→ EXERCISE INSTRUCTIONS
Lines holding the string "Enterococcus" are the ones to copy from this listing.

## BEGIN GIVEN ENTRIES

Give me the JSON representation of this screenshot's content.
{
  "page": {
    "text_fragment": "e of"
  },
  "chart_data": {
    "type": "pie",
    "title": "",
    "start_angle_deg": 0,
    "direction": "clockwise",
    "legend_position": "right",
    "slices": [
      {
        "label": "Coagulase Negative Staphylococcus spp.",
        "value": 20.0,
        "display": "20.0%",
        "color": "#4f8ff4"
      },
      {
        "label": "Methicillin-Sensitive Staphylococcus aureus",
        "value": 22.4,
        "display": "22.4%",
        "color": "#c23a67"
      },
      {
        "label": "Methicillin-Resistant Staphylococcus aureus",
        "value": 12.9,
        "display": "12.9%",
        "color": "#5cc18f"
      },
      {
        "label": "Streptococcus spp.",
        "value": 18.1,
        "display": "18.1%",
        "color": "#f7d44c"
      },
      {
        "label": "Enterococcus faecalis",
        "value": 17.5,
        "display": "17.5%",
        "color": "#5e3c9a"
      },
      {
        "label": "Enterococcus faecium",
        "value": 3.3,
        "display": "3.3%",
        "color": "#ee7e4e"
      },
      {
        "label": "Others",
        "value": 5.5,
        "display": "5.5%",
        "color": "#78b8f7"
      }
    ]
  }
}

## END GIVEN ENTRIES

→ SOLUTION TO THIS PROBLEM
        "label": "Enterococcus faecalis",
        "label": "Enterococcus faecium",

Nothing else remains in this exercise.